— Task directions —
Please quote every line word for word.

— Records to use —
========================================================================

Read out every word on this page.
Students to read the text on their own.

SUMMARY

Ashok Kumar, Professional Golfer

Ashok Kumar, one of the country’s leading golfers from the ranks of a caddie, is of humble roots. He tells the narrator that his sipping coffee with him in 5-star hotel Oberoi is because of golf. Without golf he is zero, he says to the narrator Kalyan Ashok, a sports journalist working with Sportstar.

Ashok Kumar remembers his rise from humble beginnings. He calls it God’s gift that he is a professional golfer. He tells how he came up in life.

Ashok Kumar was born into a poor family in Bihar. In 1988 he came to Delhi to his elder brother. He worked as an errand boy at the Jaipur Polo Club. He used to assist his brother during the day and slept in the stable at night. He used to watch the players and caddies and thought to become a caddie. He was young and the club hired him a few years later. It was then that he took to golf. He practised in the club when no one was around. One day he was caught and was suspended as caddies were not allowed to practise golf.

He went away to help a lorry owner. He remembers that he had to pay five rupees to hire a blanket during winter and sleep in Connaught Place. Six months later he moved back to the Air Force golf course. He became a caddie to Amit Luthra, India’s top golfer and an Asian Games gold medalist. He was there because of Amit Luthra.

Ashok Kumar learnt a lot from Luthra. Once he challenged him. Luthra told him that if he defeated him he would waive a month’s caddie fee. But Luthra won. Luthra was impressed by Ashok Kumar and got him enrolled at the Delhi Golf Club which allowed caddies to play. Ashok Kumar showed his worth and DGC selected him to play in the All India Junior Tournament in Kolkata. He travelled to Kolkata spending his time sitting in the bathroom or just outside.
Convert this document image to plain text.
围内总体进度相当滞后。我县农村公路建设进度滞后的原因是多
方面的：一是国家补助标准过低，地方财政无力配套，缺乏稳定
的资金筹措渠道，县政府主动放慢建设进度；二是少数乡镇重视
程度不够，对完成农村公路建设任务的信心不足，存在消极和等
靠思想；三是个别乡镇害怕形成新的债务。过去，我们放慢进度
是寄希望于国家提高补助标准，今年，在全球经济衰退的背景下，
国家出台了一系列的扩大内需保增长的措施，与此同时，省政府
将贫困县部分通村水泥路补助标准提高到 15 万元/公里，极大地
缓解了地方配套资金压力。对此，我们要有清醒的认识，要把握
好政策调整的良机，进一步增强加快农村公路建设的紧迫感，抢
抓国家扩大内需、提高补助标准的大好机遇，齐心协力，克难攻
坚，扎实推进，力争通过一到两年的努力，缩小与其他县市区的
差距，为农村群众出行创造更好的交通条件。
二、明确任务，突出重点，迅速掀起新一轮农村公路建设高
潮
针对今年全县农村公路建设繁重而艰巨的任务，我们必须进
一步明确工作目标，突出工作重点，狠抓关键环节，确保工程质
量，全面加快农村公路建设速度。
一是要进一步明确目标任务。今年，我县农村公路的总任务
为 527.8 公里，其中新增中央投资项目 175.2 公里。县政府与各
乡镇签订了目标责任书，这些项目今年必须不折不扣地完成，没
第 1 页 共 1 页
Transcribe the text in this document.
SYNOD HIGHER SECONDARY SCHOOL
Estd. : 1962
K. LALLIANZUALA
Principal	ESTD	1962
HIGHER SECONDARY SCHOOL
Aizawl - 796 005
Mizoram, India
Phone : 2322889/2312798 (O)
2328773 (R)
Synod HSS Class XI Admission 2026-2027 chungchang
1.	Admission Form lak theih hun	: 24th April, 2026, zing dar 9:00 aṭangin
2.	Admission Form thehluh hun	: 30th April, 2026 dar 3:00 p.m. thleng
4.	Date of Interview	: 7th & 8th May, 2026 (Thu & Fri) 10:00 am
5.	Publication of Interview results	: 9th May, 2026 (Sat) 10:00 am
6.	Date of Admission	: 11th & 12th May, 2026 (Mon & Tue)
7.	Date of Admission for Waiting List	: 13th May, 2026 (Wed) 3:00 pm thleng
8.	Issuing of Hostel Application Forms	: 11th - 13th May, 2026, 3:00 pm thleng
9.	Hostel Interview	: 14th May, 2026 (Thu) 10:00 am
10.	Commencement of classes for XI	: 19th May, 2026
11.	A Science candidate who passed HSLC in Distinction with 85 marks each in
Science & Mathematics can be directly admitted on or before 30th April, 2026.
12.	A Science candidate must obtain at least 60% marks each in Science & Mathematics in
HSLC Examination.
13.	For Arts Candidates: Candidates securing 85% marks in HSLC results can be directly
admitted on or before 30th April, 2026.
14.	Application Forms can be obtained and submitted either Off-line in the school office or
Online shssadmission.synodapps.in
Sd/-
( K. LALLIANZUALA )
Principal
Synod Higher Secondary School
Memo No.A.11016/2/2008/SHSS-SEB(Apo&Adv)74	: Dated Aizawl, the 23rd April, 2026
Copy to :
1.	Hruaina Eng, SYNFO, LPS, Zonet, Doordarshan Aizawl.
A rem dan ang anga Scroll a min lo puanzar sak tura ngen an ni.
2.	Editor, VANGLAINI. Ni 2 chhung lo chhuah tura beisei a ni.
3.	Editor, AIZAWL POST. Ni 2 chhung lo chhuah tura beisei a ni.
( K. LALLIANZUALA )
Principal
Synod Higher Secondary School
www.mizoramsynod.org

========================================================================

— Solution for this exercise —
Read out every word on this page.
Students to read the text on their own.

SUMMARY

Ashok Kumar, Professional Golfer

Ashok Kumar, one of the country’s leading golfers from the ranks of a caddie, is of humble roots. He tells the narrator that his sipping coffee with him in 5-star hotel Oberoi is because of golf. Without golf he is zero, he says to the narrator Kalyan Ashok, a sports journalist working with Sportstar.

Ashok Kumar remembers his rise from humble beginnings. He calls it God’s gift that he is a professional golfer. He tells how he came up in life.

Ashok Kumar was born into a poor family in Bihar. In 1988 he came to Delhi to his elder brother. He worked as an errand boy at the Jaipur Polo Club. He used to assist his brother during the day and slept in the stable at night. He used to watch the players and caddies and thought to become a caddie. He was young and the club hired him a few years later. It was then that he took to golf. He practised in the club when no one was around. One day he was caught and was suspended as caddies were not allowed to practise golf.

He went away to help a lorry owner. He remembers that he had to pay five rupees to hire a blanket during winter and sleep in Connaught Place. Six months later he moved back to the Air Force golf course. He became a caddie to Amit Luthra, India’s top golfer and an Asian Games gold medalist. He was there because of Amit Luthra.

Ashok Kumar learnt a lot from Luthra. Once he challenged him. Luthra told him that if he defeated him he would waive a month’s caddie fee. But Luthra won. Luthra was impressed by Ashok Kumar and got him enrolled at the Delhi Golf Club which allowed caddies to play. Ashok Kumar showed his worth and DGC selected him to play in the All India Junior Tournament in Kolkata. He travelled to Kolkata spending his time sitting in the bathroom or just outside.
Convert this document image to plain text.
围内总体进度相当滞后。我县农村公路建设进度滞后的原因是多
方面的：一是国家补助标准过低，地方财政无力配套，缺乏稳定
的资金筹措渠道，县政府主动放慢建设进度；二是少数乡镇重视
程度不够，对完成农村公路建设任务的信心不足，存在消极和等
靠思想；三是个别乡镇害怕形成新的债务。过去，我们放慢进度
是寄希望于国家提高补助标准，今年，在全球经济衰退的背景下，
国家出台了一系列的扩大内需保增长的措施，与此同时，省政府
将贫困县部分通村水泥路补助标准提高到 15 万元/公里，极大地
缓解了地方配套资金压力。对此，我们要有清醒的认识，要把握
好政策调整的良机，进一步增强加快农村公路建设的紧迫感，抢
抓国家扩大内需、提高补助标准的大好机遇，齐心协力，克难攻
坚，扎实推进，力争通过一到两年的努力，缩小与其他县市区的
差距，为农村群众出行创造更好的交通条件。
二、明确任务，突出重点，迅速掀起新一轮农村公路建设高
潮
针对今年全县农村公路建设繁重而艰巨的任务，我们必须进
一步明确工作目标，突出工作重点，狠抓关键环节，确保工程质
量，全面加快农村公路建设速度。
一是要进一步明确目标任务。今年，我县农村公路的总任务
为 527.8 公里，其中新增中央投资项目 175.2 公里。县政府与各
乡镇签订了目标责任书，这些项目今年必须不折不扣地完成，没
第 1 页 共 1 页
Transcribe the text in this document.
SYNOD HIGHER SECONDARY SCHOOL
Estd. : 1962
K. LALLIANZUALA
Principal	ESTD	1962
HIGHER SECONDARY SCHOOL
Aizawl - 796 005
Mizoram, India
Phone : 2322889/2312798 (O)
2328773 (R)
Synod HSS Class XI Admission 2026-2027 chungchang
1.	Admission Form lak theih hun	: 24th April, 2026, zing dar 9:00 aṭangin
2.	Admission Form thehluh hun	: 30th April, 2026 dar 3:00 p.m. thleng
4.	Date of Interview	: 7th & 8th May, 2026 (Thu & Fri) 10:00 am
5.	Publication of Interview results	: 9th May, 2026 (Sat) 10:00 am
6.	Date of Admission	: 11th & 12th May, 2026 (Mon & Tue)
7.	Date of Admission for Waiting List	: 13th May, 2026 (Wed) 3:00 pm thleng
8.	Issuing of Hostel Application Forms	: 11th - 13th May, 2026, 3:00 pm thleng
9.	Hostel Interview	: 14th May, 2026 (Thu) 10:00 am
10.	Commencement of classes for XI	: 19th May, 2026
11.	A Science candidate who passed HSLC in Distinction with 85 marks each in
Science & Mathematics can be directly admitted on or before 30th April, 2026.
12.	A Science candidate must obtain at least 60% marks each in Science & Mathematics in
HSLC Examination.
13.	For Arts Candidates: Candidates securing 85% marks in HSLC results can be directly
admitted on or before 30th April, 2026.
14.	Application Forms can be obtained and submitted either Off-line in the school office or
Online shssadmission.synodapps.in
Sd/-
( K. LALLIANZUALA )
Principal
Synod Higher Secondary School
Memo No.A.11016/2/2008/SHSS-SEB(Apo&Adv)74	: Dated Aizawl, the 23rd April, 2026
Copy to :
1.	Hruaina Eng, SYNFO, LPS, Zonet, Doordarshan Aizawl.
A rem dan ang anga Scroll a min lo puanzar sak tura ngen an ni.
2.	Editor, VANGLAINI. Ni 2 chhung lo chhuah tura beisei a ni.
3.	Editor, AIZAWL POST. Ni 2 chhung lo chhuah tura beisei a ni.
( K. LALLIANZUALA )
Principal
Synod Higher Secondary School
www.mizoramsynod.org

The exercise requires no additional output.